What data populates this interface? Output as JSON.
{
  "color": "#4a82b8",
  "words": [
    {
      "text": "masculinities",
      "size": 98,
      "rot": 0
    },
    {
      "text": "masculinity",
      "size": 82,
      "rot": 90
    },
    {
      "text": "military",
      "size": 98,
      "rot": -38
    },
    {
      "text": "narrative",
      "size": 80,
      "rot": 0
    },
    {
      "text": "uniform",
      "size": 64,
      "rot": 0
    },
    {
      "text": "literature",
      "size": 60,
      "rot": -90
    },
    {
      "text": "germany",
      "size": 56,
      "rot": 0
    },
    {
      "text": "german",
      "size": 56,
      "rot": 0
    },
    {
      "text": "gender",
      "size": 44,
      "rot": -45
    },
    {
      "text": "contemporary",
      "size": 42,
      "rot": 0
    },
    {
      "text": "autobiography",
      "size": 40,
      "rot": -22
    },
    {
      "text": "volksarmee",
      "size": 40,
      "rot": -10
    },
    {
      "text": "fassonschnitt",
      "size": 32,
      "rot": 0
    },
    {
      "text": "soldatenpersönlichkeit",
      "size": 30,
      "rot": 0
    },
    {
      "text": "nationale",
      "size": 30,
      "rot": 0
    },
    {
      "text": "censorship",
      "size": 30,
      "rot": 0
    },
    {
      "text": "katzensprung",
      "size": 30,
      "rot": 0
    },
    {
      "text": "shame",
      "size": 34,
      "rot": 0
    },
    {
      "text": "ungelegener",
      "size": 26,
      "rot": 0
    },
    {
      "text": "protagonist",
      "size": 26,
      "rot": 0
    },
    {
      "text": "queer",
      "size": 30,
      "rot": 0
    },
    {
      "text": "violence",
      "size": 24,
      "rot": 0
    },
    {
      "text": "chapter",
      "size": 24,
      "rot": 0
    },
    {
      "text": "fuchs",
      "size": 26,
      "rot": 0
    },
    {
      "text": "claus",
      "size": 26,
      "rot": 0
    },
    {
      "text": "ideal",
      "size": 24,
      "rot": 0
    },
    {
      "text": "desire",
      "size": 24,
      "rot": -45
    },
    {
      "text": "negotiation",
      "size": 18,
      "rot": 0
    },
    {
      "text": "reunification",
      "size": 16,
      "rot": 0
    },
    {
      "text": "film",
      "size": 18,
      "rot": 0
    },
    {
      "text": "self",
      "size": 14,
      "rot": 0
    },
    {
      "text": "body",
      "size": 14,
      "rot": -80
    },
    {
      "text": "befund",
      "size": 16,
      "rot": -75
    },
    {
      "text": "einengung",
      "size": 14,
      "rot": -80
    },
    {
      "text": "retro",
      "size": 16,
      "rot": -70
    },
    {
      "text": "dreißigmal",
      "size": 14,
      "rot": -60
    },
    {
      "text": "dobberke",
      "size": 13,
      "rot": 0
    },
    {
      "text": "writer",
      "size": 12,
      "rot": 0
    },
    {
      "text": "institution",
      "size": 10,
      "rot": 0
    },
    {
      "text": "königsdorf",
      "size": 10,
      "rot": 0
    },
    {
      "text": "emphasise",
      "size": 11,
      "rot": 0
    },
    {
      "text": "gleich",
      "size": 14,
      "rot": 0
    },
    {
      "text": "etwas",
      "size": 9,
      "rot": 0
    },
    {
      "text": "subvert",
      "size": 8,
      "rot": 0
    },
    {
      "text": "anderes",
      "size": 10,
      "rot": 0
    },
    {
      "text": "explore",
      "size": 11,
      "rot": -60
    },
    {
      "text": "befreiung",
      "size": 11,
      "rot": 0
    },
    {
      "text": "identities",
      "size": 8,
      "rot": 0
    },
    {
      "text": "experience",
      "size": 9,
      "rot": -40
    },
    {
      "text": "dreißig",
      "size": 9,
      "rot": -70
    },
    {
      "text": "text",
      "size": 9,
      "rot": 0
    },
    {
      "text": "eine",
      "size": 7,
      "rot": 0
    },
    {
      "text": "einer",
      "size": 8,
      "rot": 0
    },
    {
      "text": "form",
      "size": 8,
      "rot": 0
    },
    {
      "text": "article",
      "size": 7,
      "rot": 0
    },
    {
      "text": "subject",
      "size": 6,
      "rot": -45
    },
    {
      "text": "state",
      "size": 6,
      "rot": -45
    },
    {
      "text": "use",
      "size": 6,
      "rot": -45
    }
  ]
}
--------------------
Short task: Copy each record from above exactly, and include every line.

Full response:
What data populates this interface? Output as JSON.
{
  "color": "#4a82b8",
  "words": [
    {
      "text": "masculinities",
      "size": 98,
      "rot": 0
    },
    {
      "text": "masculinity",
      "size": 82,
      "rot": 90
    },
    {
      "text": "military",
      "size": 98,
      "rot": -38
    },
    {
      "text": "narrative",
      "size": 80,
      "rot": 0
    },
    {
      "text": "uniform",
      "size": 64,
      "rot": 0
    },
    {
      "text": "literature",
      "size": 60,
      "rot": -90
    },
    {
      "text": "germany",
      "size": 56,
      "rot": 0
    },
    {
      "text": "german",
      "size": 56,
      "rot": 0
    },
    {
      "text": "gender",
      "size": 44,
      "rot": -45
    },
    {
      "text": "contemporary",
      "size": 42,
      "rot": 0
    },
    {
      "text": "autobiography",
      "size": 40,
      "rot": -22
    },
    {
      "text": "volksarmee",
      "size": 40,
      "rot": -10
    },
    {
      "text": "fassonschnitt",
      "size": 32,
      "rot": 0
    },
    {
      "text": "soldatenpersönlichkeit",
      "size": 30,
      "rot": 0
    },
    {
      "text": "nationale",
      "size": 30,
      "rot": 0
    },
    {
      "text": "censorship",
      "size": 30,
      "rot": 0
    },
    {
      "text": "katzensprung",
      "size": 30,
      "rot": 0
    },
    {
      "text": "shame",
      "size": 34,
      "rot": 0
    },
    {
      "text": "ungelegener",
      "size": 26,
      "rot": 0
    },
    {
      "text": "protagonist",
      "size": 26,
      "rot": 0
    },
    {
      "text": "queer",
      "size": 30,
      "rot": 0
    },
    {
      "text": "violence",
      "size": 24,
      "rot": 0
    },
    {
      "text": "chapter",
      "size": 24,
      "rot": 0
    },
    {
      "text": "fuchs",
      "size": 26,
      "rot": 0
    },
    {
      "text": "claus",
      "size": 26,
      "rot": 0
    },
    {
      "text": "ideal",
      "size": 24,
      "rot": 0
    },
    {
      "text": "desire",
      "size": 24,
      "rot": -45
    },
    {
      "text": "negotiation",
      "size": 18,
      "rot": 0
    },
    {
      "text": "reunification",
      "size": 16,
      "rot": 0
    },
    {
      "text": "film",
      "size": 18,
      "rot": 0
    },
    {
      "text": "self",
      "size": 14,
      "rot": 0
    },
    {
      "text": "body",
      "size": 14,
      "rot": -80
    },
    {
      "text": "befund",
      "size": 16,
      "rot": -75
    },
    {
      "text": "einengung",
      "size": 14,
      "rot": -80
    },
    {
      "text": "retro",
      "size": 16,
      "rot": -70
    },
    {
      "text": "dreißigmal",
      "size": 14,
      "rot": -60
    },
    {
      "text": "dobberke",
      "size": 13,
      "rot": 0
    },
    {
      "text": "writer",
      "size": 12,
      "rot": 0
    },
    {
      "text": "institution",
      "size": 10,
      "rot": 0
    },
    {
      "text": "königsdorf",
      "size": 10,
      "rot": 0
    },
    {
      "text": "emphasise",
      "size": 11,
      "rot": 0
    },
    {
      "text": "gleich",
      "size": 14,
      "rot": 0
    },
    {
      "text": "etwas",
      "size": 9,
      "rot": 0
    },
    {
      "text": "subvert",
      "size": 8,
      "rot": 0
    },
    {
      "text": "anderes",
      "size": 10,
      "rot": 0
    },
    {
      "text": "explore",
      "size": 11,
      "rot": -60
    },
    {
      "text": "befreiung",
      "size": 11,
      "rot": 0
    },
    {
      "text": "identities",
      "size": 8,
      "rot": 0
    },
    {
      "text": "experience",
      "size": 9,
      "rot": -40
    },
    {
      "text": "dreißig",
      "size": 9,
      "rot": -70
    },
    {
      "text": "text",
      "size": 9,
      "rot": 0
    },
    {
      "text": "eine",
      "size": 7,
      "rot": 0
    },
    {
      "text": "einer",
      "size": 8,
      "rot": 0
    },
    {
      "text": "form",
      "size": 8,
      "rot": 0
    },
    {
      "text": "article",
      "size": 7,
      "rot": 0
    },
    {
      "text": "subject",
      "size": 6,
      "rot": -45
    },
    {
      "text": "state",
      "size": 6,
      "rot": -45
    },
    {
      "text": "use",
      "size": 6,
      "rot": -45
    }
  ]
}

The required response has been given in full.